## BEGIN
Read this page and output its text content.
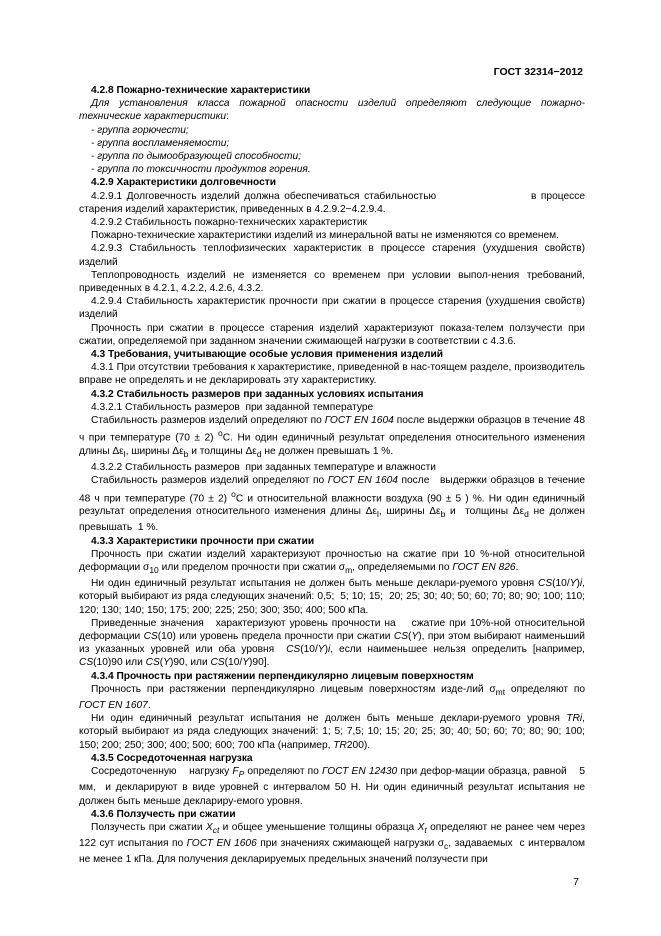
ГОСТ 32314−2012

4.2.8 Пожарно-технические характеристики

Для установления класса пожарной опасности изделий определяют следующие пожарно-технические характеристики:

- группа горючести;

- группа воспламеняемости;

- группа по дымообразующей способности;

- группа по токсичности продуктов горения.

4.2.9 Характеристики долговечности

4.2.9.1 Долговечность изделий должна обеспечиваться стабильностью                     в процессе старения изделий характеристик, приведенных в 4.2.9.2−4.2.9.4.

4.2.9.2 Стабильность пожарно-технических характеристик

Пожарно-технические характеристики изделий из минеральной ваты не изменяются со временем.

4.2.9.3 Стабильность теплофизических характеристик в процессе старения (ухудшения свойств) изделий

Теплопроводность изделий не изменяется со временем при условии выпол-нения требований, приведенных в 4.2.1, 4.2.2, 4.2.6, 4.3.2.

4.2.9.4 Стабильность характеристик прочности при сжатии в процессе старения (ухудшения свойств) изделий

Прочность при сжатии в процессе старения изделий характеризуют показа-телем ползучести при сжатии, определяемой при заданном значении сжимающей нагрузки в соответствии с 4.3.6.

4.3 Требования, учитывающие особые условия применения изделий

4.3.1 При отсутствии требования к характеристике, приведенной в нас-тоящем разделе, производитель вправе не определять и не декларировать эту характеристику.

4.3.2 Стабильность размеров при заданных условиях испытания

4.3.2.1 Стабильность размеров  при заданной температуре

Стабильность размеров изделий определяют по ГОСТ EN 1604 после выдержки образцов в течение 48 ч при температуре (70 ± 2) $^о$С. Ни один единичный результат определения относительного изменения длины $\Delta\varepsilon_l$, ширины $\Delta\varepsilon_b$ и толщины $\Delta\varepsilon_d$ не должен превышать 1 %.

4.3.2.2 Стабильность размеров  при заданных температуре и влажности

Стабильность размеров изделий определяют по ГОСТ EN 1604 после   выдержки образцов в течение 48 ч при температуре (70 ± 2) $^о$С и относительной влажности воздуха (90 ± 5 ) %. Ни один единичный результат определения относительного изменения длины $\Delta\varepsilon_l$, ширины $\Delta\varepsilon_b$ и  толщины $\Delta\varepsilon_d$ не должен превышать  1 %.

4.3.3 Характеристики прочности при сжатии

Прочность при сжатии изделий характеризуют прочностью на сжатие при 10 %-ной относительной деформации $\sigma_{10}$ или пределом прочности при сжатии $\sigma_m$, определяемыми по ГОСТ EN 826.

Ни один единичный результат испытания не должен быть меньше деклари-руемого уровня CS(10/Y)i, который выбирают из ряда следующих значений: 0,5;  5; 10; 15;  20; 25; 30; 40; 50; 60; 70; 80; 90; 100; 110; 120; 130; 140; 150; 175; 200; 225; 250; 300; 350; 400; 500 кПа.

Приведенные значения   характеризуют уровень прочности на    сжатие при 10%-ной относительной деформации CS(10) или уровень предела прочности при сжатии CS(Y), при этом выбирают наименьший из указанных уровней или оба уровня  CS(10/Y)i, если наименьшее нельзя определить [например, CS(10)90 или CS(Y)90, или CS(10/Y)90].

4.3.4 Прочность при растяжении перпендикулярно лицевым поверхностям

Прочность при растяжении перпендикулярно лицевым поверхностям изде-лий $\sigma_{mt}$ определяют по ГОСТ EN 1607.

Ни один единичный результат испытания не должен быть меньше деклари-руемого уровня TRi, который выбирают из ряда следующих значений: 1; 5; 7,5; 10; 15; 20; 25; 30; 40; 50; 60; 70; 80; 90; 100; 150; 200; 250; 300; 400; 500; 600; 700 кПа (например, TR200).

4.3.5 Сосредоточенная нагрузка

Сосредоточенную    нагрузку $F_P$ определяют по ГОСТ EN 12430 при дефор-мации образца, равной    5 мм,  и декларируют в виде уровней с интервалом 50 Н. Ни один единичный результат испытания не должен быть меньше деклариру-емого уровня.

4.3.6 Ползучесть при сжатии

Ползучесть при сжатии $X_{ct}$ и общее уменьшение толщины образца $X_t$ определяют не ранее чем через 122 сут испытания по ГОСТ EN 1606 при значениях сжимающей нагрузки $\sigma_c$, задаваемых  с интервалом не менее 1 кПа. Для получения декларируемых предельных значений ползучести при

7
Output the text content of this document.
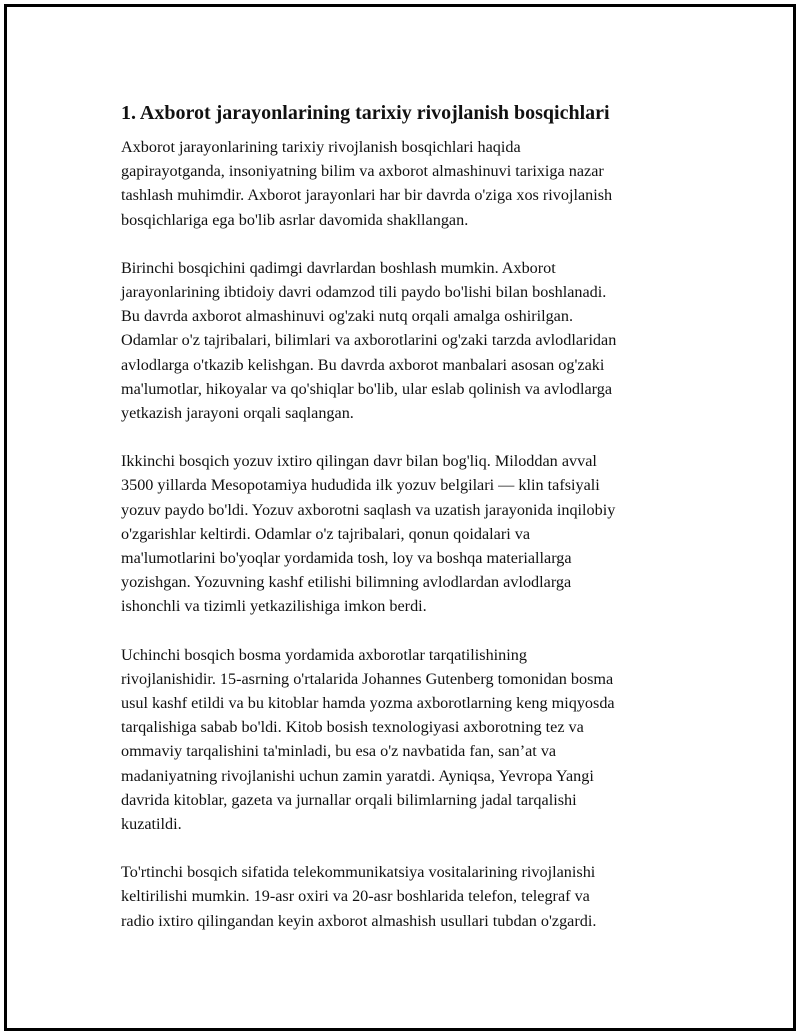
1. Axborot jarayonlarining tarixiy rivojlanish bosqichlari

Axborot jarayonlarining tarixiy rivojlanish bosqichlari haqida
gapirayotganda, insoniyatning bilim va axborot almashinuvi tarixiga nazar
tashlash muhimdir. Axborot jarayonlari har bir davrda o'ziga xos rivojlanish
bosqichlariga ega bo'lib asrlar davomida shakllangan.

Birinchi bosqichini qadimgi davrlardan boshlash mumkin. Axborot
jarayonlarining ibtidoiy davri odamzod tili paydo bo'lishi bilan boshlanadi.
Bu davrda axborot almashinuvi og'zaki nutq orqali amalga oshirilgan.
Odamlar o'z tajribalari, bilimlari va axborotlarini og'zaki tarzda avlodlaridan
avlodlarga o'tkazib kelishgan. Bu davrda axborot manbalari asosan og'zaki
ma'lumotlar, hikoyalar va qo'shiqlar bo'lib, ular eslab qolinish va avlodlarga
yetkazish jarayoni orqali saqlangan.

Ikkinchi bosqich yozuv ixtiro qilingan davr bilan bog'liq. Miloddan avval
3500 yillarda Mesopotamiya hududida ilk yozuv belgilari — klin tafsiyali
yozuv paydo bo'ldi. Yozuv axborotni saqlash va uzatish jarayonida inqilobiy
o'zgarishlar keltirdi. Odamlar o'z tajribalari, qonun qoidalari va
ma'lumotlarini bo'yoqlar yordamida tosh, loy va boshqa materiallarga
yozishgan. Yozuvning kashf etilishi bilimning avlodlardan avlodlarga
ishonchli va tizimli yetkazilishiga imkon berdi.

Uchinchi bosqich bosma yordamida axborotlar tarqatilishining
rivojlanishidir. 15-asrning o'rtalarida Johannes Gutenberg tomonidan bosma
usul kashf etildi va bu kitoblar hamda yozma axborotlarning keng miqyosda
tarqalishiga sabab bo'ldi. Kitob bosish texnologiyasi axborotning tez va
ommaviy tarqalishini ta'minladi, bu esa o'z navbatida fan, san’at va
madaniyatning rivojlanishi uchun zamin yaratdi. Ayniqsa, Yevropa Yangi
davrida kitoblar, gazeta va jurnallar orqali bilimlarning jadal tarqalishi
kuzatildi.

To'rtinchi bosqich sifatida telekommunikatsiya vositalarining rivojlanishi
keltirilishi mumkin. 19-asr oxiri va 20-asr boshlarida telefon, telegraf va
radio ixtiro qilingandan keyin axborot almashish usullari tubdan o'zgardi.
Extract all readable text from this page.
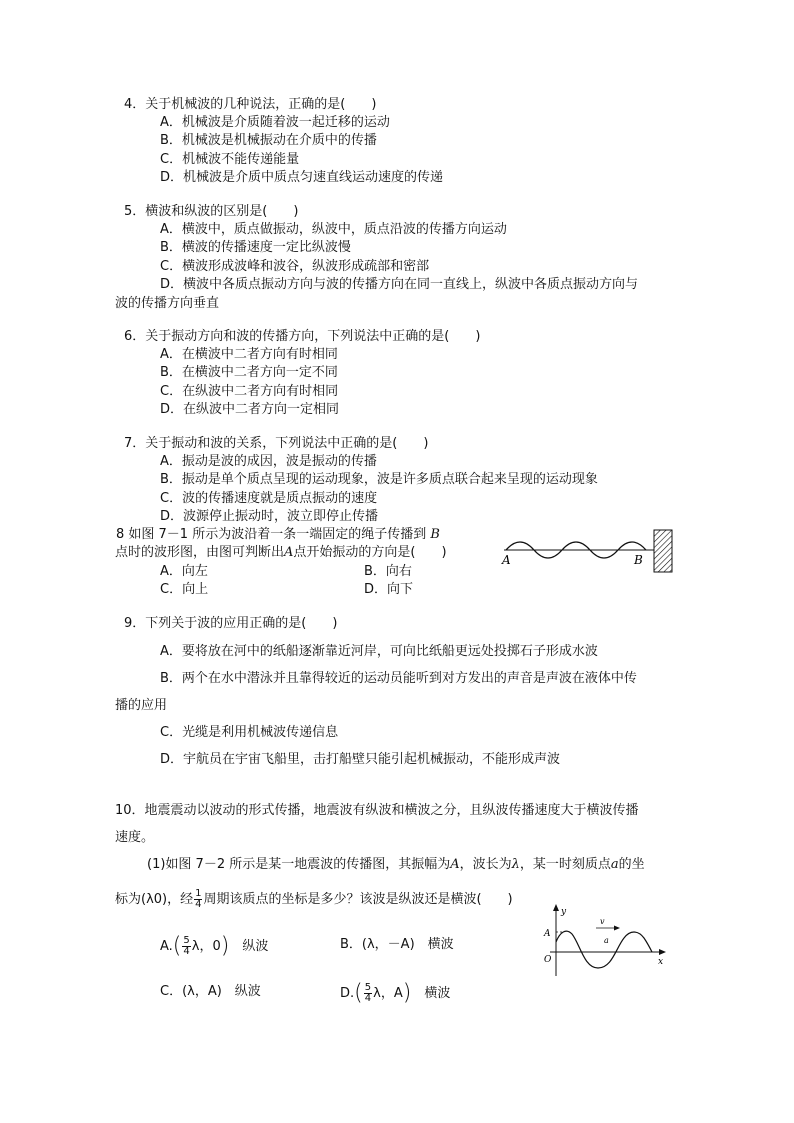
4．关于机械波的几种说法，正确的是(　　)
A．机械波是介质随着波一起迁移的运动
B．机械波是机械振动在介质中的传播
C．机械波不能传递能量
D．机械波是介质中质点匀速直线运动速度的传递
5．横波和纵波的区别是(　　)
A．横波中，质点做振动，纵波中，质点沿波的传播方向运动
B．横波的传播速度一定比纵波慢
C．横波形成波峰和波谷，纵波形成疏部和密部
D．横波中各质点振动方向与波的传播方向在同一直线上，纵波中各质点振动方向与
波的传播方向垂直
6．关于振动方向和波的传播方向，下列说法中正确的是(　　)
A．在横波中二者方向有时相同
B．在横波中二者方向一定不同
C．在纵波中二者方向有时相同
D．在纵波中二者方向一定相同
7．关于振动和波的关系，下列说法中正确的是(　　)
A．振动是波的成因，波是振动的传播
B．振动是单个质点呈现的运动现象，波是许多质点联合起来呈现的运动现象
C．波的传播速度就是质点振动的速度
D．波源停止振动时，波立即停止传播
8 如图 7－1 所示为波沿着一条一端固定的绳子传播到 B
点时的波形图，由图可判断出A点开始振动的方向是(　　)
A．向左	B．向右
C．向上	D．向下
A	B
9．下列关于波的应用正确的是(　　)
A．要将放在河中的纸船逐渐靠近河岸，可向比纸船更远处投掷石子形成水波
B．两个在水中潜泳并且靠得较近的运动员能听到对方发出的声音是声波在液体中传
播的应用
C．光缆是利用机械波传递信息
D．宇航员在宇宙飞船里，击打船壁只能引起机械振动，不能形成声波
10．地震震动以波动的形式传播，地震波有纵波和横波之分，且纵波传播速度大于横波传播
速度。
(1)如图 7－2 所示是某一地震波的传播图，其振幅为A，波长为λ，某一时刻质点a的坐
标为(λ0)，经 $\frac{1}{4}$ 周期该质点的坐标是多少？该波是纵波还是横波(　　)
$A.( \frac{5}{4}$ λ，0)　 纵波	B．(λ，－A)　横波
C．(λ，A)　纵波	$D.( \frac{5}{4}$ λ，A)　 横波
y
v
a
A
O	x
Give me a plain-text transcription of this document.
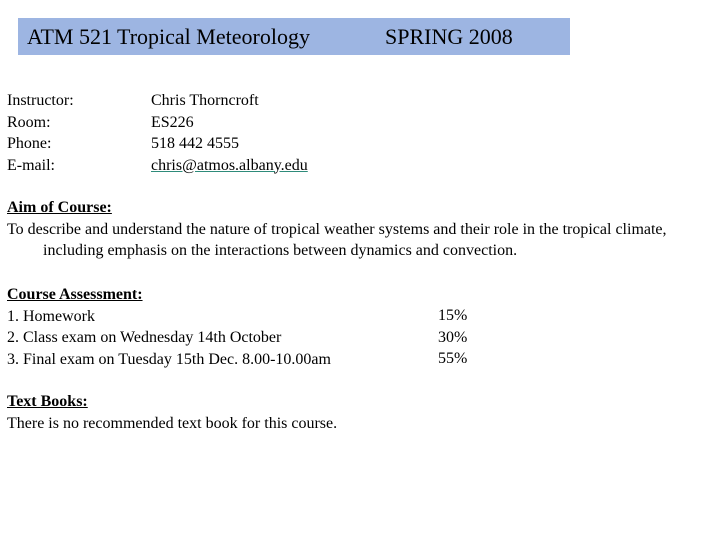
ATM 521 Tropical Meteorology	SPRING 2008
Instructor:
Room:
Phone:
E-mail:
Chris Thorncroft
ES226
518 442 4555
chris@atmos.albany.edu
Aim of Course:
To describe and understand the nature of tropical weather systems and their role in the tropical climate, including emphasis on the interactions between dynamics and convection.
Course Assessment:
1. Homework
2. Class exam on Wednesday 14th October
3. Final exam on Tuesday 15th Dec. 8.00-10.00am
15%
30%
55%
Text Books:
There is no recommended text book for this course.
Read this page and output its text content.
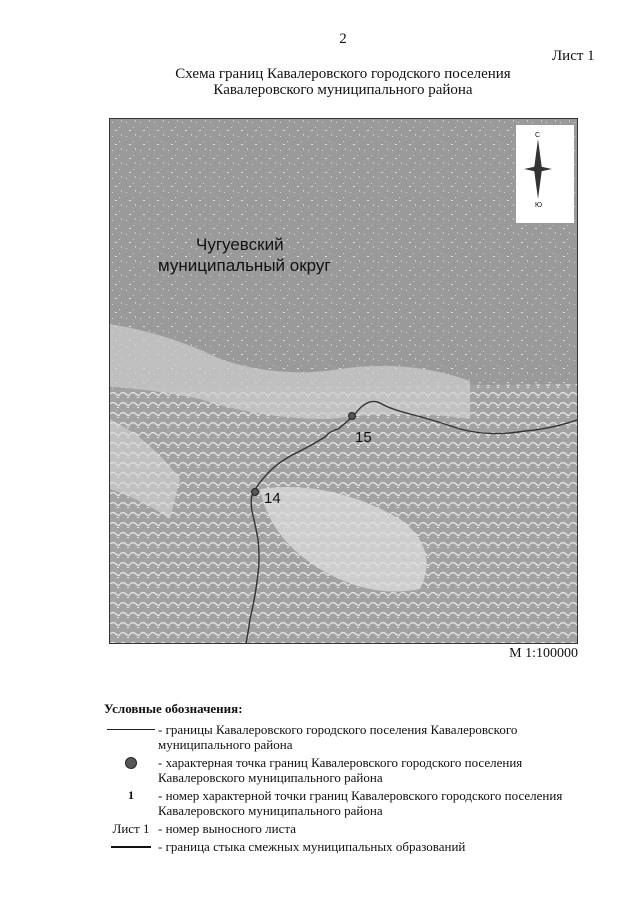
2
Лист 1
Схема границ Кавалеровского городского поселения
Кавалеровского муниципального района
С
Ю
Чугуевский
муниципальный округ
15
14
М 1:100000
Условные обозначения:
- границы Кавалеровского городского поселения Кавалеровского муниципального района
- характерная точка границ Кавалеровского городского поселения Кавалеровского муниципального района
1 - номер характерной точки границ Кавалеровского городского поселения Кавалеровского муниципального района
Лист 1 - номер выносного листа
- граница стыка смежных муниципальных образований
## END
**Objective:**
Pick out every line with the string "ixtiro" and copy it.

**Solution to this exercise:**
Ikkinchi bosqich yozuv ixtiro qilingan davr bilan bog'liq. Miloddan avval
radio ixtiro qilingandan keyin axborot almashish usullari tubdan o'zgardi.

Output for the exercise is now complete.